* What this task involves *
Filter the records below down to lines containing "rata".

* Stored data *
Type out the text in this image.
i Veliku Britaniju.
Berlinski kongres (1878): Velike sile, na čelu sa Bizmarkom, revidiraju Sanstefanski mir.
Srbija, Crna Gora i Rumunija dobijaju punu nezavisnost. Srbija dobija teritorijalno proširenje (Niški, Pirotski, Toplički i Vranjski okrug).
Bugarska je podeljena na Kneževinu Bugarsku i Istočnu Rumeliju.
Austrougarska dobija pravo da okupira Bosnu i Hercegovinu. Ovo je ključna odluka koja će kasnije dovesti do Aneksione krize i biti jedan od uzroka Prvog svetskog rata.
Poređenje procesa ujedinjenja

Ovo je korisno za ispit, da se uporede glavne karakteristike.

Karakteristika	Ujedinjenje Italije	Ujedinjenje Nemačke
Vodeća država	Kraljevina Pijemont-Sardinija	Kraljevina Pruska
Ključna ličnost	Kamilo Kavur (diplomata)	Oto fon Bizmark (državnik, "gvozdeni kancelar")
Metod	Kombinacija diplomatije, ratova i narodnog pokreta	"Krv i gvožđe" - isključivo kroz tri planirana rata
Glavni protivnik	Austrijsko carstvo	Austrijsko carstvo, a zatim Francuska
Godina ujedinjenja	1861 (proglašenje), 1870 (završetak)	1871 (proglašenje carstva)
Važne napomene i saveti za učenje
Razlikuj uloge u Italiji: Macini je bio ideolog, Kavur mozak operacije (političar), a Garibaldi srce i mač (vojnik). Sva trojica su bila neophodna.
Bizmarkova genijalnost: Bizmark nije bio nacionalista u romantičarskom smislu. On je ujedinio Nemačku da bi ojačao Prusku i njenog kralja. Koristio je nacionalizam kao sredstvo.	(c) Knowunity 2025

* Finished task *
Austrougarska dobija pravo da okupira Bosnu i Hercegovinu. Ovo je ključna odluka koja će kasnije dovesti do Aneksione krize i biti jedan od uzroka Prvog svetskog rata.
Metod	Kombinacija diplomatije, ratova i narodnog pokreta	"Krv i gvožđe" - isključivo kroz tri planirana rata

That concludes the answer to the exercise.